Passage for review:
##########

Two people walk past a neon “Google” sign
Two people walk past a neon “Google” sign
Spencer Platt / Getty
Shirin Ghaffary
Shirin Ghaffary was a senior Vox correspondent covering the social media industry. Previously, Ghaffary worked at BuzzFeed News, the San Francisco Chronicle, and TechCrunch.

Many campaigns that push for regulating Google are aimed at regulators. But here’s one that’s targeted at the company’s collective conscience: Its employees.

A coalition called Focus on the User, led by Yelp and TripAdvisor, has started “significant social media ad buys” targeting Google employees with a new video, according to a coalition rep. The ad asks Google workers to consider their role in making Google’s search-ranking practices more fair.

The video claims that Google gives “preferential treatment to some of its own content,” such as local listings. (Thus the interest from Yelp and TripAdvisor.) The argument: Instead of Google showing the most relevant results, the company sidesteps its own algorithm to show you only “what Google wants you see” — which is often Google’s own content.

It’s an issue that Yelp has taken up publicly with the search giant for years; it recently filed a complaint with the EU’s antitrust watchdog. Google, though, is still Google: Massive, profitable and growing.

Google has publicly denied similar claims. But the video calls for Google employees to “share this message and discuss it with your colleagues” — and to bring it up at all-hands meetings.

Separately, about a dozen Google employees recently reportedly resigned and thousands signed a letter to protest a new U.S. military pilot program — a sign that its staffers are willing to take action on issues they see as important.

So this appeal to employees is an interesting strategy in a new environment where tech workers are being seen as a potentially weaponizing force to steer the direction of the companies they work for.

##########

Data provided:
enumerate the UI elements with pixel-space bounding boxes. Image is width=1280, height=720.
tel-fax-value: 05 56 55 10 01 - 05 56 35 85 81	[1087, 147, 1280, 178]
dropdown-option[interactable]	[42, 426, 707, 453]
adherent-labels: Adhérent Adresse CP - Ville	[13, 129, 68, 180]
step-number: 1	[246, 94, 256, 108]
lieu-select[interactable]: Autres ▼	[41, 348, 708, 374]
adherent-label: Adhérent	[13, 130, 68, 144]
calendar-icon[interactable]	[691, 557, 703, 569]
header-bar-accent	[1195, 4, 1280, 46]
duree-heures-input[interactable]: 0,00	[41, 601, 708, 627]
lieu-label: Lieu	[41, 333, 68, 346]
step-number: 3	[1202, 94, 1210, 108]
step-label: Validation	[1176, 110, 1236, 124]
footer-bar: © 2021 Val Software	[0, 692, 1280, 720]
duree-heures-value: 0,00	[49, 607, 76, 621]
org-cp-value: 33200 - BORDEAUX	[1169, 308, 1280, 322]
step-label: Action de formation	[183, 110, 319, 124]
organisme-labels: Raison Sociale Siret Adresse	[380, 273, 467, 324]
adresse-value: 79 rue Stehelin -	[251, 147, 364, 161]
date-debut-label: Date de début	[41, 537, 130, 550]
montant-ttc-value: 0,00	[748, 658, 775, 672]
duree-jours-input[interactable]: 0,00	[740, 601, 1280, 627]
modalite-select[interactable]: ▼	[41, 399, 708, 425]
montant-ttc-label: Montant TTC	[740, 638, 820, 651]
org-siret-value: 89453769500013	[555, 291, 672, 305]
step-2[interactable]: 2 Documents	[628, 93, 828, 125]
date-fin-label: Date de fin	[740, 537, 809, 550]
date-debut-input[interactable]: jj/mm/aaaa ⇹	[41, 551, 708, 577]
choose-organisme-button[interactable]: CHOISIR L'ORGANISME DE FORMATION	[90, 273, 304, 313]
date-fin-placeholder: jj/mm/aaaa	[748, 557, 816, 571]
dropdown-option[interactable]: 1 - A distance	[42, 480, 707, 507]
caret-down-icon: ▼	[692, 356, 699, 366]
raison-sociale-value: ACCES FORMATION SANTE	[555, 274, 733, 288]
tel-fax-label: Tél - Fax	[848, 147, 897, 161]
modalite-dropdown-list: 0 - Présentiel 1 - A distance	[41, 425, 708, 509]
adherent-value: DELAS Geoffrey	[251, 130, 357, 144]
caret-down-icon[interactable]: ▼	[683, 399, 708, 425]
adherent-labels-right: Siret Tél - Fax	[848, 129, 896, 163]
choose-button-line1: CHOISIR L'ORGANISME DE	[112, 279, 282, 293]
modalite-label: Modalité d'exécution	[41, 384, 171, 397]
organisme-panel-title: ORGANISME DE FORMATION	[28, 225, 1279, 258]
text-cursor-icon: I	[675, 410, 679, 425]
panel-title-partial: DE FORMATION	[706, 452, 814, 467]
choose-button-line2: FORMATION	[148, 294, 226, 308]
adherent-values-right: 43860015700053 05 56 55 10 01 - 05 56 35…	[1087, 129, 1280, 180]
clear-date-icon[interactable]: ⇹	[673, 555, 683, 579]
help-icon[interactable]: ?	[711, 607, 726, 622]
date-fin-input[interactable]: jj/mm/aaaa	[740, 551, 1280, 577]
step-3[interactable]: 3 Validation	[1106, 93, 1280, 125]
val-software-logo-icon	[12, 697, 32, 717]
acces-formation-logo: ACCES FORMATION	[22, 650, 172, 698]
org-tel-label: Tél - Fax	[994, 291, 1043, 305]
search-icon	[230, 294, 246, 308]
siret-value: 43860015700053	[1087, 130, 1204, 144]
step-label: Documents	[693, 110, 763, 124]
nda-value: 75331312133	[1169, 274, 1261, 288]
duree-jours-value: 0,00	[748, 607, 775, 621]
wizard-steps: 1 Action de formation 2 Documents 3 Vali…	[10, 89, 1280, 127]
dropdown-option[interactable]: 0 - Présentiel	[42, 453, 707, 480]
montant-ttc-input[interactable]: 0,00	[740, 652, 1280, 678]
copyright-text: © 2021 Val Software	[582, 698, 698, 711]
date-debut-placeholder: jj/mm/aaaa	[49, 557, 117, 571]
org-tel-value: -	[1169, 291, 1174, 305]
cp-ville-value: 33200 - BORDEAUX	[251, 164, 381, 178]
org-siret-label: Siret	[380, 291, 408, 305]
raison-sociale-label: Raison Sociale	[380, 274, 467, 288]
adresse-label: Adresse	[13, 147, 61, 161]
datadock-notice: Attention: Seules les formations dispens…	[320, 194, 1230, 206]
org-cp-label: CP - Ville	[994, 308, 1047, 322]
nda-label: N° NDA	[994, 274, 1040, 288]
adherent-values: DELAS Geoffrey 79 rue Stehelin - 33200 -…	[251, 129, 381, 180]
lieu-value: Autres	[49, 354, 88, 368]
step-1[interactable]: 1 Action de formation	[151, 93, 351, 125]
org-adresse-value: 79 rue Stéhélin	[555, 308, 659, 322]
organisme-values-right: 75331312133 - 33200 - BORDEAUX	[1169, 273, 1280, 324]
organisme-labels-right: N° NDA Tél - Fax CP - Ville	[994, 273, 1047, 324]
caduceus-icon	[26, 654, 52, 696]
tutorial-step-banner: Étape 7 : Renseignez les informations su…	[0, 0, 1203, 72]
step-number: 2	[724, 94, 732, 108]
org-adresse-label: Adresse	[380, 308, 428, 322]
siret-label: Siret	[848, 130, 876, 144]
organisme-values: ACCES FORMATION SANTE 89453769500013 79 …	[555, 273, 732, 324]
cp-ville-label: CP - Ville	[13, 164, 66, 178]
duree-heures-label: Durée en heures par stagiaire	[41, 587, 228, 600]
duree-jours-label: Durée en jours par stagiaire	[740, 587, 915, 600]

##########

Questions to answer:
1. In the article on the Focus on the User campaign, which two companies lead the coalition?
2. Duplicate the part of the article on the Focus on the User campaign starting with "It’s an issue" and going on through "they work for.".
The listing has nothing to do with the article on the Focus on the User campaign.

Numbered answers:
1. Yelp and TripAdvisor.

2.
It’s an issue that Yelp has taken up publicly with the search giant for years; it recently filed a complaint with the EU’s antitrust watchdog. Google, though, is still Google: Massive, profitable and growing.

Google has publicly denied similar claims. But the video calls for Google employees to “share this message and discuss it with your colleagues” — and to bring it up at all-hands meetings.

Separately, about a dozen Google employees recently reportedly resigned and thousands signed a letter to protest a new U.S. military pilot program — a sign that its staffers are willing to take action on issues they see as important.

So this appeal to employees is an interesting strategy in a new environment where tech workers are being seen as a potentially weaponizing force to steer the direction of the companies they work for.